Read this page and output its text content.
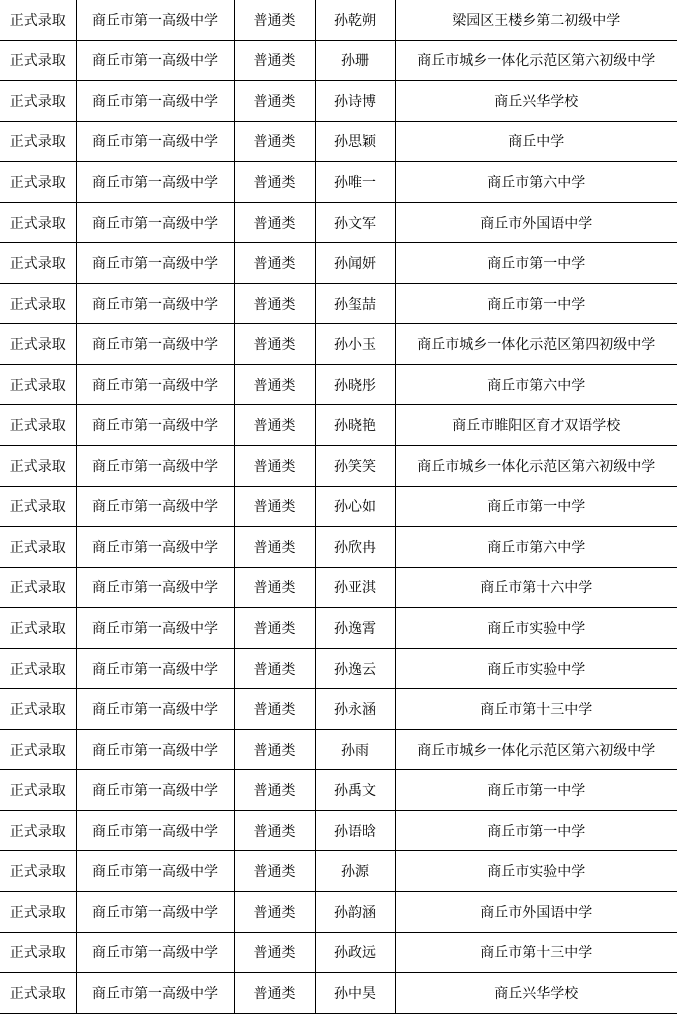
正式录取	商丘市第一高级中学	普通类	孙乾朔	梁园区王楼乡第二初级中学
正式录取	商丘市第一高级中学	普通类	孙珊	商丘市城乡一体化示范区第六初级中学
正式录取	商丘市第一高级中学	普通类	孙诗博	商丘兴华学校
正式录取	商丘市第一高级中学	普通类	孙思颖	商丘中学
正式录取	商丘市第一高级中学	普通类	孙唯一	商丘市第六中学
正式录取	商丘市第一高级中学	普通类	孙文军	商丘市外国语中学
正式录取	商丘市第一高级中学	普通类	孙闻妍	商丘市第一中学
正式录取	商丘市第一高级中学	普通类	孙玺喆	商丘市第一中学
正式录取	商丘市第一高级中学	普通类	孙小玉	商丘市城乡一体化示范区第四初级中学
正式录取	商丘市第一高级中学	普通类	孙晓彤	商丘市第六中学
正式录取	商丘市第一高级中学	普通类	孙晓艳	商丘市睢阳区育才双语学校
正式录取	商丘市第一高级中学	普通类	孙笑笑	商丘市城乡一体化示范区第六初级中学
正式录取	商丘市第一高级中学	普通类	孙心如	商丘市第一中学
正式录取	商丘市第一高级中学	普通类	孙欣冉	商丘市第六中学
正式录取	商丘市第一高级中学	普通类	孙亚淇	商丘市第十六中学
正式录取	商丘市第一高级中学	普通类	孙逸霄	商丘市实验中学
正式录取	商丘市第一高级中学	普通类	孙逸云	商丘市实验中学
正式录取	商丘市第一高级中学	普通类	孙永涵	商丘市第十三中学
正式录取	商丘市第一高级中学	普通类	孙雨	商丘市城乡一体化示范区第六初级中学
正式录取	商丘市第一高级中学	普通类	孙禹文	商丘市第一中学
正式录取	商丘市第一高级中学	普通类	孙语晗	商丘市第一中学
正式录取	商丘市第一高级中学	普通类	孙源	商丘市实验中学
正式录取	商丘市第一高级中学	普通类	孙韵涵	商丘市外国语中学
正式录取	商丘市第一高级中学	普通类	孙政远	商丘市第十三中学
正式录取	商丘市第一高级中学	普通类	孙中昊	商丘兴华学校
┄┄┄┄┄┄┄┄┄┄
Request: Images in the data above are to be skipped. Retype all other material exactly.

Expected answer:
Read this page and output its text content.
正式录取	商丘市第一高级中学	普通类	孙乾朔	梁园区王楼乡第二初级中学
正式录取	商丘市第一高级中学	普通类	孙珊	商丘市城乡一体化示范区第六初级中学
正式录取	商丘市第一高级中学	普通类	孙诗博	商丘兴华学校
正式录取	商丘市第一高级中学	普通类	孙思颖	商丘中学
正式录取	商丘市第一高级中学	普通类	孙唯一	商丘市第六中学
正式录取	商丘市第一高级中学	普通类	孙文军	商丘市外国语中学
正式录取	商丘市第一高级中学	普通类	孙闻妍	商丘市第一中学
正式录取	商丘市第一高级中学	普通类	孙玺喆	商丘市第一中学
正式录取	商丘市第一高级中学	普通类	孙小玉	商丘市城乡一体化示范区第四初级中学
正式录取	商丘市第一高级中学	普通类	孙晓彤	商丘市第六中学
正式录取	商丘市第一高级中学	普通类	孙晓艳	商丘市睢阳区育才双语学校
正式录取	商丘市第一高级中学	普通类	孙笑笑	商丘市城乡一体化示范区第六初级中学
正式录取	商丘市第一高级中学	普通类	孙心如	商丘市第一中学
正式录取	商丘市第一高级中学	普通类	孙欣冉	商丘市第六中学
正式录取	商丘市第一高级中学	普通类	孙亚淇	商丘市第十六中学
正式录取	商丘市第一高级中学	普通类	孙逸霄	商丘市实验中学
正式录取	商丘市第一高级中学	普通类	孙逸云	商丘市实验中学
正式录取	商丘市第一高级中学	普通类	孙永涵	商丘市第十三中学
正式录取	商丘市第一高级中学	普通类	孙雨	商丘市城乡一体化示范区第六初级中学
正式录取	商丘市第一高级中学	普通类	孙禹文	商丘市第一中学
正式录取	商丘市第一高级中学	普通类	孙语晗	商丘市第一中学
正式录取	商丘市第一高级中学	普通类	孙源	商丘市实验中学
正式录取	商丘市第一高级中学	普通类	孙韵涵	商丘市外国语中学
正式录取	商丘市第一高级中学	普通类	孙政远	商丘市第十三中学
正式录取	商丘市第一高级中学	普通类	孙中昊	商丘兴华学校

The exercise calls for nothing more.